What needs to be done:
Output a single figure: the number of lines in which the word "Please" appears.
— Start Given information —
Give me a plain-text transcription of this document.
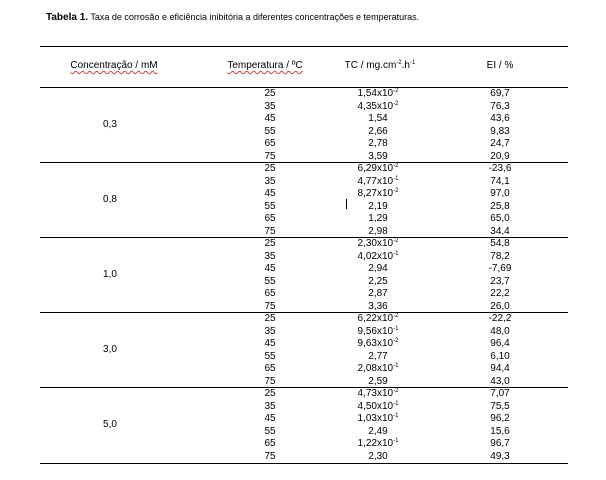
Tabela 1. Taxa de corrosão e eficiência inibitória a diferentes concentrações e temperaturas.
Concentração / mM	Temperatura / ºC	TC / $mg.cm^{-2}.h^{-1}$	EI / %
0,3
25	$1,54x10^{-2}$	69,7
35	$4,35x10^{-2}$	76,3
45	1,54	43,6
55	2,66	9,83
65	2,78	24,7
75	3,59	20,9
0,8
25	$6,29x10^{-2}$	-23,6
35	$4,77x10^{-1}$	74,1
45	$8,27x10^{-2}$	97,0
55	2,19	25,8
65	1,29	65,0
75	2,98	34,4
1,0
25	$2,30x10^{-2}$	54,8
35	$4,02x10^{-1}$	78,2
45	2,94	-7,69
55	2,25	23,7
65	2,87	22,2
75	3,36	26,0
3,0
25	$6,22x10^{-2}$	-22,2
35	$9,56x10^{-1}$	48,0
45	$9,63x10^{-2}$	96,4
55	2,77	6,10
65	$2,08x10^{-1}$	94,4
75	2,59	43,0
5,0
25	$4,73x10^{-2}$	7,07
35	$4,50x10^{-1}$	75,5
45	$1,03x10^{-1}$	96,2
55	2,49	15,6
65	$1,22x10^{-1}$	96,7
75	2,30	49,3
— End Given information —
— Start Given information —
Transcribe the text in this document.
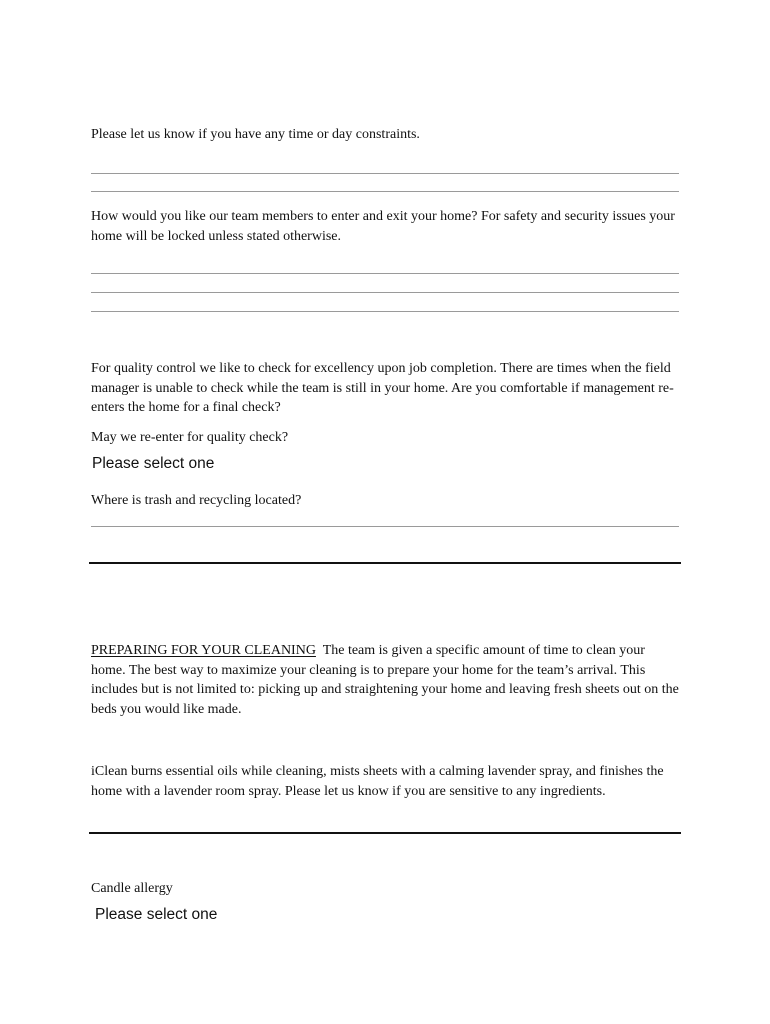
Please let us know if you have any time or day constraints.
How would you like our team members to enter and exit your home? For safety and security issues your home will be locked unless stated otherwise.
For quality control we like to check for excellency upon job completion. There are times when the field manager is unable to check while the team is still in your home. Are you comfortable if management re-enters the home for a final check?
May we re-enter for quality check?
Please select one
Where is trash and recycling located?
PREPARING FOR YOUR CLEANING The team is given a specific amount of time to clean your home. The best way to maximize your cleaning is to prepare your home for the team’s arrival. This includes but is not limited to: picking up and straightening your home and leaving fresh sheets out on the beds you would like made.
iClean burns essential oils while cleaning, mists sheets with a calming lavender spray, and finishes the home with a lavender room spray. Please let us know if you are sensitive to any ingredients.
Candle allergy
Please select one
— End Given information —
Exercise result:
4